With the pictures omitted, write out the entries that follow exactly as they stand.
begin Entries shown
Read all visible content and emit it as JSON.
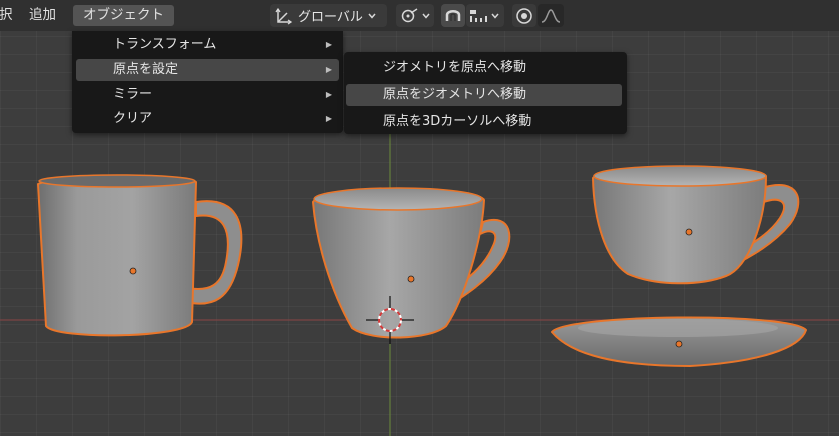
{
  "header": {
    "menu": [
      {
        "label": "択",
        "active": false
      },
      {
        "label": "追加",
        "active": false
      },
      {
        "label": "オブジェクト",
        "active": true
      }
    ],
    "transform_orientation": "グローバル"
  },
  "object_menu": {
    "items": [
      {
        "label": "トランスフォーム",
        "has_submenu": true,
        "highlighted": false
      },
      {
        "label": "原点を設定",
        "has_submenu": true,
        "highlighted": true
      },
      {
        "label": "ミラー",
        "has_submenu": true,
        "highlighted": false
      },
      {
        "label": "クリア",
        "has_submenu": true,
        "highlighted": false
      }
    ]
  },
  "set_origin_submenu": {
    "items": [
      {
        "label": "ジオメトリを原点へ移動",
        "highlighted": false
      },
      {
        "label": "原点をジオメトリへ移動",
        "highlighted": true
      },
      {
        "label": "原点を3Dカーソルへ移動",
        "highlighted": false
      }
    ]
  },
  "scene": {
    "objects": [
      "mug",
      "teacup",
      "wide-cup",
      "saucer"
    ],
    "colors": {
      "background": "#3d3d3d",
      "selection_outline": "#e8762b",
      "origin_dot": "#e8762b",
      "mesh": "#8c8c8c"
    }
  }
}
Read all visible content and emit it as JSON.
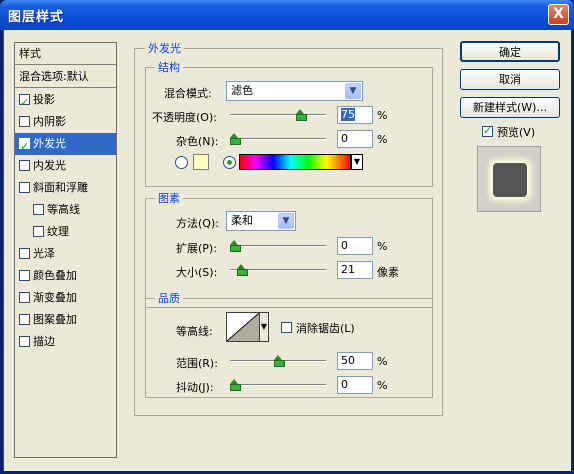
{
  "window": {
    "title": "图层样式",
    "close_label": "X"
  },
  "styles_list": {
    "header": "样式",
    "blend_default": "混合选项:默认",
    "items": [
      {
        "label": "投影",
        "checked": true,
        "indent": false,
        "selected": false
      },
      {
        "label": "内阴影",
        "checked": false,
        "indent": false,
        "selected": false
      },
      {
        "label": "外发光",
        "checked": true,
        "indent": false,
        "selected": true
      },
      {
        "label": "内发光",
        "checked": false,
        "indent": false,
        "selected": false
      },
      {
        "label": "斜面和浮雕",
        "checked": false,
        "indent": false,
        "selected": false
      },
      {
        "label": "等高线",
        "checked": false,
        "indent": true,
        "selected": false
      },
      {
        "label": "纹理",
        "checked": false,
        "indent": true,
        "selected": false
      },
      {
        "label": "光泽",
        "checked": false,
        "indent": false,
        "selected": false
      },
      {
        "label": "颜色叠加",
        "checked": false,
        "indent": false,
        "selected": false
      },
      {
        "label": "渐变叠加",
        "checked": false,
        "indent": false,
        "selected": false
      },
      {
        "label": "图案叠加",
        "checked": false,
        "indent": false,
        "selected": false
      },
      {
        "label": "描边",
        "checked": false,
        "indent": false,
        "selected": false
      }
    ]
  },
  "outer_glow": {
    "section_title": "外发光",
    "structure": {
      "title": "结构",
      "blend_mode_label": "混合模式:",
      "blend_mode_value": "滤色",
      "opacity_label": "不透明度(O):",
      "opacity_value": "75",
      "opacity_unit": "%",
      "noise_label": "杂色(N):",
      "noise_value": "0",
      "noise_unit": "%",
      "glow_color": "#ffffbe"
    },
    "elements": {
      "title": "图素",
      "method_label": "方法(Q):",
      "method_value": "柔和",
      "spread_label": "扩展(P):",
      "spread_value": "0",
      "spread_unit": "%",
      "size_label": "大小(S):",
      "size_value": "21",
      "size_unit": "像素"
    },
    "quality": {
      "title": "品质",
      "contour_label": "等高线:",
      "antialias_label": "消除锯齿(L)",
      "antialias_checked": false,
      "range_label": "范围(R):",
      "range_value": "50",
      "range_unit": "%",
      "jitter_label": "抖动(J):",
      "jitter_value": "0",
      "jitter_unit": "%"
    }
  },
  "buttons": {
    "ok": "确定",
    "cancel": "取消",
    "new_style": "新建样式(W)..."
  },
  "preview": {
    "label": "预览(V)",
    "checked": true
  }
}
end Entries shown
Exercise response
Read all visible content and emit it as JSON.
{
  "header": {
    "menu": [
      {
        "label": "択",
        "active": false
      },
      {
        "label": "追加",
        "active": false
      },
      {
        "label": "オブジェクト",
        "active": true
      }
    ],
    "transform_orientation": "グローバル"
  },
  "object_menu": {
    "items": [
      {
        "label": "トランスフォーム",
        "has_submenu": true,
        "highlighted": false
      },
      {
        "label": "原点を設定",
        "has_submenu": true,
        "highlighted": true
      },
      {
        "label": "ミラー",
        "has_submenu": true,
        "highlighted": false
      },
      {
        "label": "クリア",
        "has_submenu": true,
        "highlighted": false
      }
    ]
  },
  "set_origin_submenu": {
    "items": [
      {
        "label": "ジオメトリを原点へ移動",
        "highlighted": false
      },
      {
        "label": "原点をジオメトリへ移動",
        "highlighted": true
      },
      {
        "label": "原点を3Dカーソルへ移動",
        "highlighted": false
      }
    ]
  },
  "scene": {
    "objects": [
      "mug",
      "teacup",
      "wide-cup",
      "saucer"
    ],
    "colors": {
      "background": "#3d3d3d",
      "selection_outline": "#e8762b",
      "origin_dot": "#e8762b",
      "mesh": "#8c8c8c"
    }
  }
}
Read all visible content and emit it as JSON.
{
  "window": {
    "title": "图层样式",
    "close_label": "X"
  },
  "styles_list": {
    "header": "样式",
    "blend_default": "混合选项:默认",
    "items": [
      {
        "label": "投影",
        "checked": true,
        "indent": false,
        "selected": false
      },
      {
        "label": "内阴影",
        "checked": false,
        "indent": false,
        "selected": false
      },
      {
        "label": "外发光",
        "checked": true,
        "indent": false,
        "selected": true
      },
      {
        "label": "内发光",
        "checked": false,
        "indent": false,
        "selected": false
      },
      {
        "label": "斜面和浮雕",
        "checked": false,
        "indent": false,
        "selected": false
      },
      {
        "label": "等高线",
        "checked": false,
        "indent": true,
        "selected": false
      },
      {
        "label": "纹理",
        "checked": false,
        "indent": true,
        "selected": false
      },
      {
        "label": "光泽",
        "checked": false,
        "indent": false,
        "selected": false
      },
      {
        "label": "颜色叠加",
        "checked": false,
        "indent": false,
        "selected": false
      },
      {
        "label": "渐变叠加",
        "checked": false,
        "indent": false,
        "selected": false
      },
      {
        "label": "图案叠加",
        "checked": false,
        "indent": false,
        "selected": false
      },
      {
        "label": "描边",
        "checked": false,
        "indent": false,
        "selected": false
      }
    ]
  },
  "outer_glow": {
    "section_title": "外发光",
    "structure": {
      "title": "结构",
      "blend_mode_label": "混合模式:",
      "blend_mode_value": "滤色",
      "opacity_label": "不透明度(O):",
      "opacity_value": "75",
      "opacity_unit": "%",
      "noise_label": "杂色(N):",
      "noise_value": "0",
      "noise_unit": "%",
      "glow_color": "#ffffbe"
    },
    "elements": {
      "title": "图素",
      "method_label": "方法(Q):",
      "method_value": "柔和",
      "spread_label": "扩展(P):",
      "spread_value": "0",
      "spread_unit": "%",
      "size_label": "大小(S):",
      "size_value": "21",
      "size_unit": "像素"
    },
    "quality": {
      "title": "品质",
      "contour_label": "等高线:",
      "antialias_label": "消除锯齿(L)",
      "antialias_checked": false,
      "range_label": "范围(R):",
      "range_value": "50",
      "range_unit": "%",
      "jitter_label": "抖动(J):",
      "jitter_value": "0",
      "jitter_unit": "%"
    }
  },
  "buttons": {
    "ok": "确定",
    "cancel": "取消",
    "new_style": "新建样式(W)..."
  },
  "preview": {
    "label": "预览(V)",
    "checked": true
  }
}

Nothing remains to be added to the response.